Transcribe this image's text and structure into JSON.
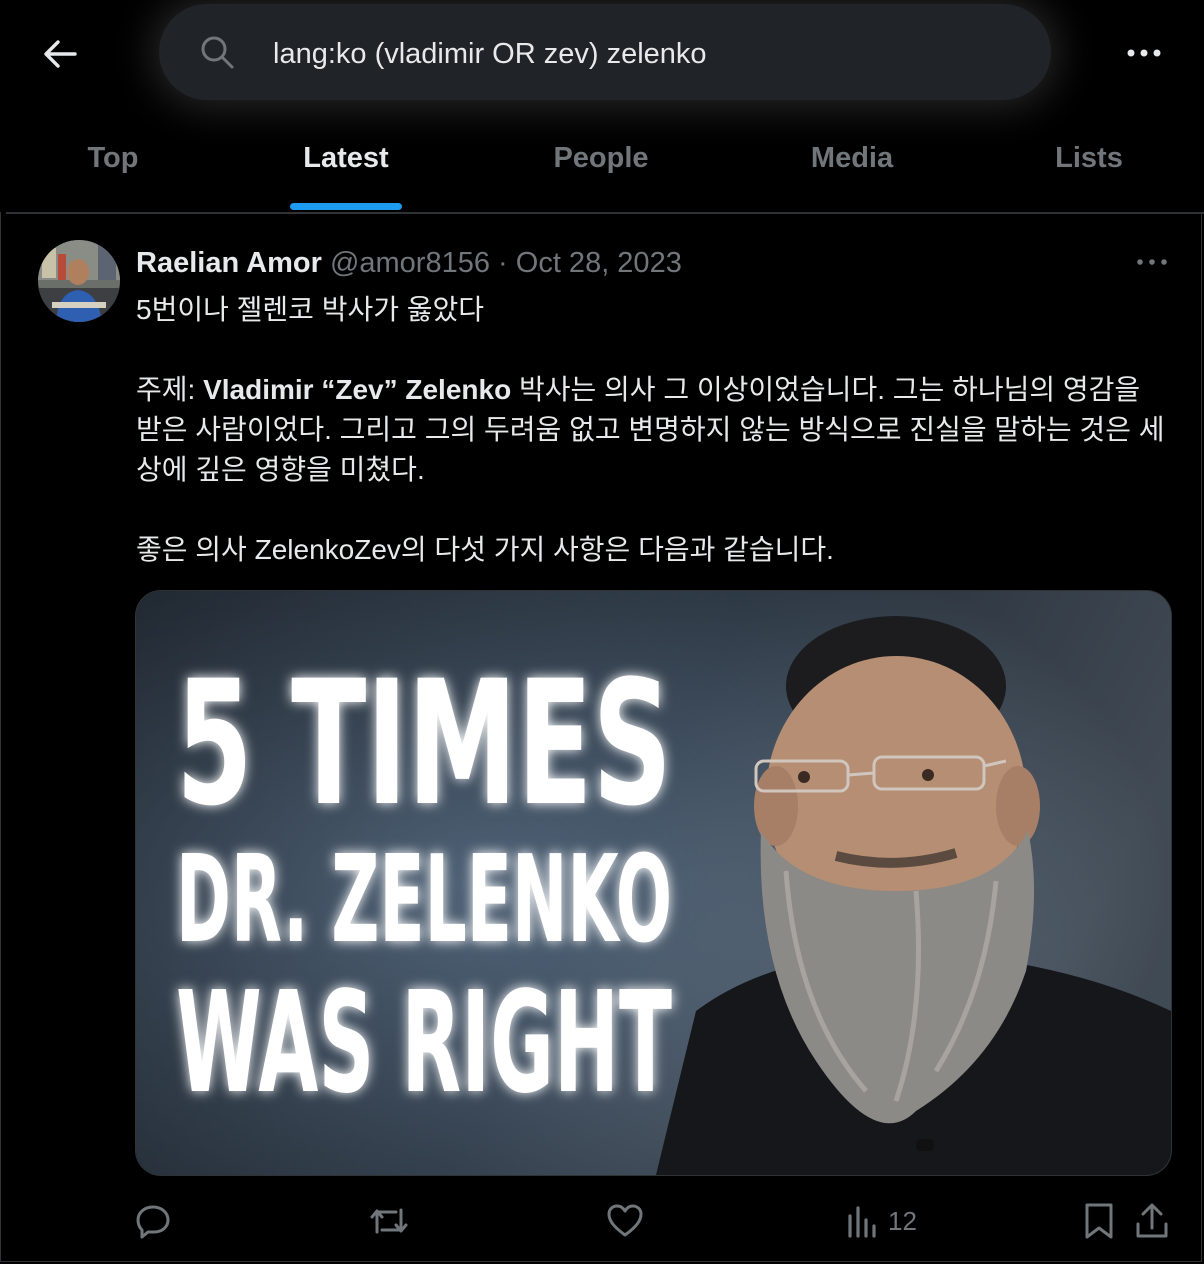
{
  "header": {
    "search_value": "lang:ko (vladimir OR zev) zelenko",
    "tabs": [
      {
        "label": "Top",
        "active": false
      },
      {
        "label": "Latest",
        "active": true
      },
      {
        "label": "People",
        "active": false
      },
      {
        "label": "Media",
        "active": false
      },
      {
        "label": "Lists",
        "active": false
      }
    ]
  },
  "tweet": {
    "author_name": "Raelian Amor",
    "handle": "@amor8156",
    "separator": "·",
    "date": "Oct 28, 2023",
    "line1": "5번이나 젤렌코 박사가 옳았다",
    "p2_prefix": "주제: ",
    "p2_bold": "Vladimir “Zev” Zelenko",
    "p2_rest": " 박사는 의사 그 이상이었습니다. 그는 하나님의 영감을 받은 사람이었다. 그리고 그의 두려움 없고 변명하지 않는 방식으로 진실을 말하는 것은 세상에 깊은 영향을 미쳤다.",
    "p3": "좋은 의사 ZelenkoZev의 다섯 가지 사항은 다음과 같습니다.",
    "media_lines": [
      "5 TIMES",
      "DR. ZELENKO",
      "WAS RIGHT"
    ],
    "views": "12"
  },
  "colors": {
    "accent": "#1d9bf0",
    "muted": "#71767b",
    "text": "#e7e9ea",
    "background": "#000000"
  },
  "icons": [
    "back-arrow-icon",
    "search-icon",
    "more-icon",
    "reply-icon",
    "retweet-icon",
    "like-icon",
    "views-icon",
    "bookmark-icon",
    "share-icon"
  ]
}
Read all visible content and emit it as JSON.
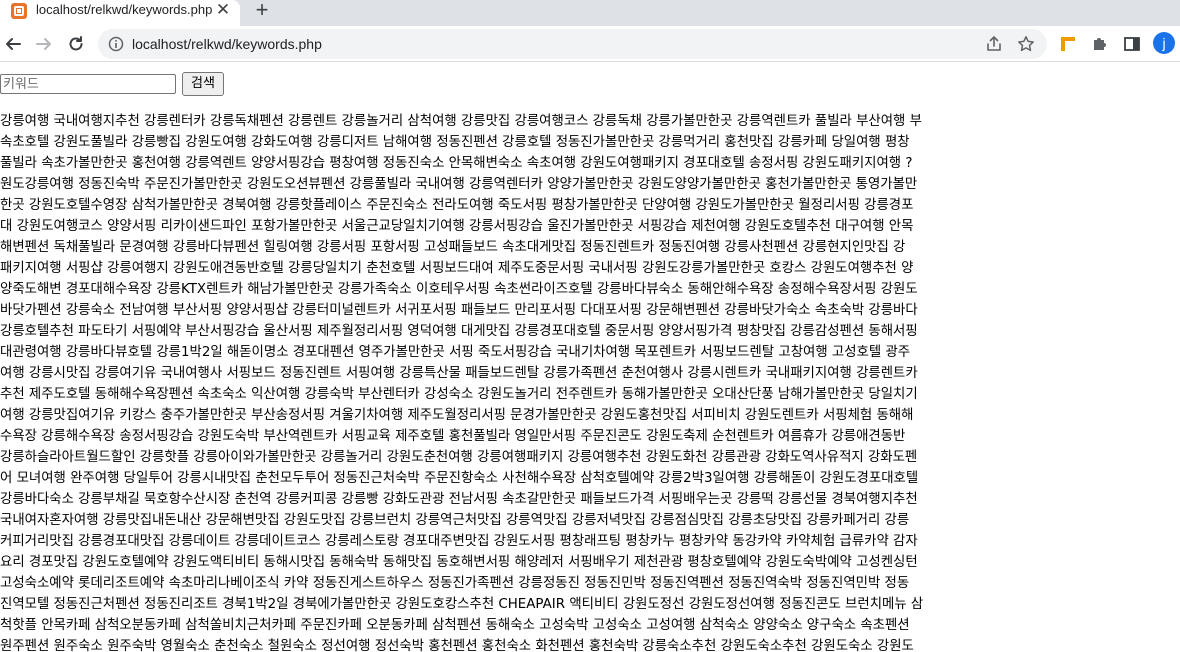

▸ What is required: Every line of the data should be copied as it stands, without the images.

▸ Solution to the problem:
Transcribe this image's text and structure into JSON.
{
  "header": {
    "search_value": "lang:ko (vladimir OR zev) zelenko",
    "tabs": [
      {
        "label": "Top",
        "active": false
      },
      {
        "label": "Latest",
        "active": true
      },
      {
        "label": "People",
        "active": false
      },
      {
        "label": "Media",
        "active": false
      },
      {
        "label": "Lists",
        "active": false
      }
    ]
  },
  "tweet": {
    "author_name": "Raelian Amor",
    "handle": "@amor8156",
    "separator": "·",
    "date": "Oct 28, 2023",
    "line1": "5번이나 젤렌코 박사가 옳았다",
    "p2_prefix": "주제: ",
    "p2_bold": "Vladimir “Zev” Zelenko",
    "p2_rest": " 박사는 의사 그 이상이었습니다. 그는 하나님의 영감을 받은 사람이었다. 그리고 그의 두려움 없고 변명하지 않는 방식으로 진실을 말하는 것은 세상에 깊은 영향을 미쳤다.",
    "p3": "좋은 의사 ZelenkoZev의 다섯 가지 사항은 다음과 같습니다.",
    "media_lines": [
      "5 TIMES",
      "DR. ZELENKO",
      "WAS RIGHT"
    ],
    "views": "12"
  },
  "colors": {
    "accent": "#1d9bf0",
    "muted": "#71767b",
    "text": "#e7e9ea",
    "background": "#000000"
  },
  "icons": [
    "back-arrow-icon",
    "search-icon",
    "more-icon",
    "reply-icon",
    "retweet-icon",
    "like-icon",
    "views-icon",
    "bookmark-icon",
    "share-icon"
  ]
}
Read all visible content and emit it as JSON.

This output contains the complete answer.